* YOUR GOAL *
Identify the lines bearing the string "доказательства" and gather them.

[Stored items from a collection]
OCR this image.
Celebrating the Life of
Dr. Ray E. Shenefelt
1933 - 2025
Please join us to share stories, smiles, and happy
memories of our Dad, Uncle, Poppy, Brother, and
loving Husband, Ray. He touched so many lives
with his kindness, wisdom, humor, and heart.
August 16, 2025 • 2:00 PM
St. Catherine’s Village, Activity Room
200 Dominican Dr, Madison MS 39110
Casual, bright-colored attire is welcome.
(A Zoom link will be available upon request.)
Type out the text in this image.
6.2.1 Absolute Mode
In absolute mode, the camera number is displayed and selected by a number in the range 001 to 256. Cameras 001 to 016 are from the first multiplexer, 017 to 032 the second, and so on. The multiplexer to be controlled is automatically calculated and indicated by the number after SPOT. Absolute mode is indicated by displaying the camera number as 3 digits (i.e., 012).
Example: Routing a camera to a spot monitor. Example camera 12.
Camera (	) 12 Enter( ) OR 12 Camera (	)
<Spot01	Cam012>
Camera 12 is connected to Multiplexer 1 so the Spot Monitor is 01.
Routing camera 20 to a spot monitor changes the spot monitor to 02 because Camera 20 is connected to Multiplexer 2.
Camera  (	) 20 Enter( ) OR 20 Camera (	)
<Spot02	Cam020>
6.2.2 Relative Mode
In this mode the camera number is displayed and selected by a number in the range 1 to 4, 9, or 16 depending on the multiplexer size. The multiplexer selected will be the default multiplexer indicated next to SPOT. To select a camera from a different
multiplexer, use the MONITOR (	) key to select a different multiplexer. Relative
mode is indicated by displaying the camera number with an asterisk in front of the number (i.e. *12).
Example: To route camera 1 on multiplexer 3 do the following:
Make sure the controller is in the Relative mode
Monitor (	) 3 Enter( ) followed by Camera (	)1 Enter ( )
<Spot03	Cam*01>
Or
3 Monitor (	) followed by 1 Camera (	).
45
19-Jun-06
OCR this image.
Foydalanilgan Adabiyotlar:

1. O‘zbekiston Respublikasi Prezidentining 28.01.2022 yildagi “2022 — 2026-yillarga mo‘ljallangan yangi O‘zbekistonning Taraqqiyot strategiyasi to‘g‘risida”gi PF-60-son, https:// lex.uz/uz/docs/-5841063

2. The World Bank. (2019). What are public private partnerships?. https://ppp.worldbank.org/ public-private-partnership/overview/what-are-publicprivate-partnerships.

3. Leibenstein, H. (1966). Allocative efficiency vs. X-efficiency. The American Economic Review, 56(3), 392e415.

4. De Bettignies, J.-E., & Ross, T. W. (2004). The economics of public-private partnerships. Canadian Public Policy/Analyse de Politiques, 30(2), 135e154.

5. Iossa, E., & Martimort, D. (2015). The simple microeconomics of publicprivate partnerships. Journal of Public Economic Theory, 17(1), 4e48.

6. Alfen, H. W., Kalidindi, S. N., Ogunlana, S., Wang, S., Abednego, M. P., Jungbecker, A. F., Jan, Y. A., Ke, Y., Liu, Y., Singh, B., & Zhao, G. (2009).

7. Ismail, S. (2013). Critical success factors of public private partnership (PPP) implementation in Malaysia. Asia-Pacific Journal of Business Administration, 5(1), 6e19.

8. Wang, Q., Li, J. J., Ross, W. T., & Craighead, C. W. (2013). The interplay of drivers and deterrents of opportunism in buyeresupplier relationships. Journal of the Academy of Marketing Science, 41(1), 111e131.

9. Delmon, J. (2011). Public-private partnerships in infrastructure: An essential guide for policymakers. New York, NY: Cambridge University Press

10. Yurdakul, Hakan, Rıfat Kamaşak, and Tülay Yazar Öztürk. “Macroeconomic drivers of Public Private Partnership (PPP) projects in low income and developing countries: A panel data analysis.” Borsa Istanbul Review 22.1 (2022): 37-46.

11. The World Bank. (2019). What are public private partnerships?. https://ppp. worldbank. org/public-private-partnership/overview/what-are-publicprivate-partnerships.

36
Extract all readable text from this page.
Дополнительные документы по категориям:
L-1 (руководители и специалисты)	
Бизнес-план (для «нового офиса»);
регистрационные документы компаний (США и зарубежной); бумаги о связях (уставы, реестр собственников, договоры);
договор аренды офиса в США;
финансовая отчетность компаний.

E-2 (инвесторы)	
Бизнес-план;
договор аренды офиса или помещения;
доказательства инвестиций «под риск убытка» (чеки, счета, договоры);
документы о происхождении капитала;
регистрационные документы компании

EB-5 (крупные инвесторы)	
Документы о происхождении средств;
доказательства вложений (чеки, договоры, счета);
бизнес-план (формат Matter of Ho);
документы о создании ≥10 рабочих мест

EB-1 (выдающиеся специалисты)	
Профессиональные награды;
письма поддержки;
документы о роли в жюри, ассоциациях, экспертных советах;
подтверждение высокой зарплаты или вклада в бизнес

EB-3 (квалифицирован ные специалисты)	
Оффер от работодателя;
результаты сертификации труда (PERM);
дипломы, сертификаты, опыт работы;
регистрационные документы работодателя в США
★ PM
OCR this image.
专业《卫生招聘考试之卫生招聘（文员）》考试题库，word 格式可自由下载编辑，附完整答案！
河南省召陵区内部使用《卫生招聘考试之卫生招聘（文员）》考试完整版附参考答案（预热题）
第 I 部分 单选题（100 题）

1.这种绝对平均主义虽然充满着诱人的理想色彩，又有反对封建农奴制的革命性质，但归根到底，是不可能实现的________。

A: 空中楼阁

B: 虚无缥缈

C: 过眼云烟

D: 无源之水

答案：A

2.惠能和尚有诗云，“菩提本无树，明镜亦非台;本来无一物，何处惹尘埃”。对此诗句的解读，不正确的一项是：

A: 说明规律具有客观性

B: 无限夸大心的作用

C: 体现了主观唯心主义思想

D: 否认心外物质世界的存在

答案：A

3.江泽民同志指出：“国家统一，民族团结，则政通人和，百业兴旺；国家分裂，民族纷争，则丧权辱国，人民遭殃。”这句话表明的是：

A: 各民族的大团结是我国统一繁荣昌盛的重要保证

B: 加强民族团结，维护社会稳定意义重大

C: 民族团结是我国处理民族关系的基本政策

* RESULT FOR THIS TASK *
доказательства инвестиций «под риск убытка» (чеки, счета, договоры);
доказательства вложений (чеки, договоры, счета);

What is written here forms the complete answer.